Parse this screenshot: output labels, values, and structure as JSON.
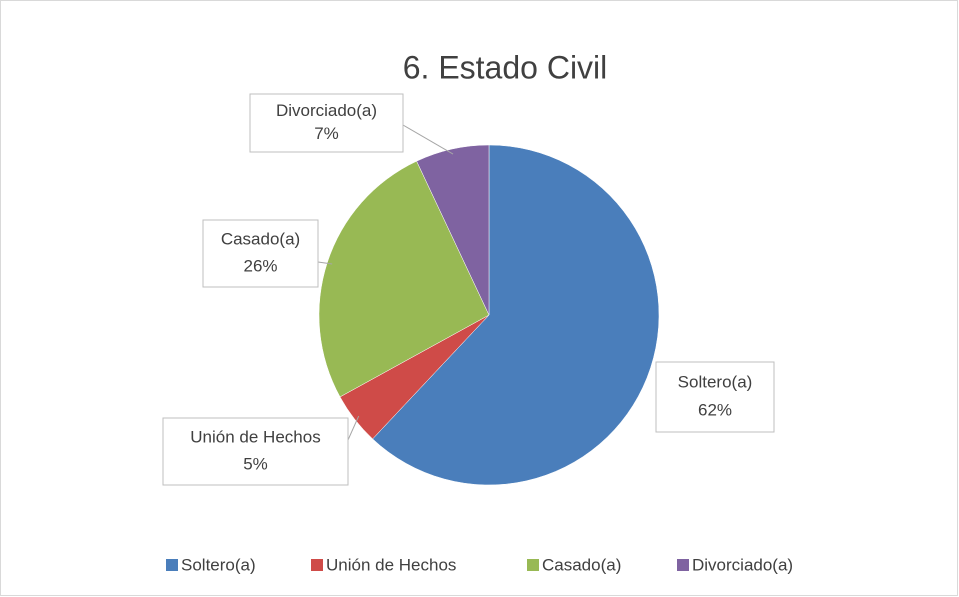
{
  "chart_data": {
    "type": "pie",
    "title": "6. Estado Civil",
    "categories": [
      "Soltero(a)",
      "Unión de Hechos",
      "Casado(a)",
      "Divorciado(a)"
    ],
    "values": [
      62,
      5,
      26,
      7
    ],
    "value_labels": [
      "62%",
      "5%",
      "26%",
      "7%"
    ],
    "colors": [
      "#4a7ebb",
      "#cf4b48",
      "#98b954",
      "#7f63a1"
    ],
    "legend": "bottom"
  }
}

◆ ◆ ◆ ◆

» **WHAT YOU HAVE TO DO**:
Set the entries down again exactly. Do not include the images.

» **TASK RESPONSE**:
Parse this screenshot: output labels, values, and structure as JSON.
{
  "chart_data": {
    "type": "pie",
    "title": "6. Estado Civil",
    "categories": [
      "Soltero(a)",
      "Unión de Hechos",
      "Casado(a)",
      "Divorciado(a)"
    ],
    "values": [
      62,
      5,
      26,
      7
    ],
    "value_labels": [
      "62%",
      "5%",
      "26%",
      "7%"
    ],
    "colors": [
      "#4a7ebb",
      "#cf4b48",
      "#98b954",
      "#7f63a1"
    ],
    "legend": "bottom"
  }
}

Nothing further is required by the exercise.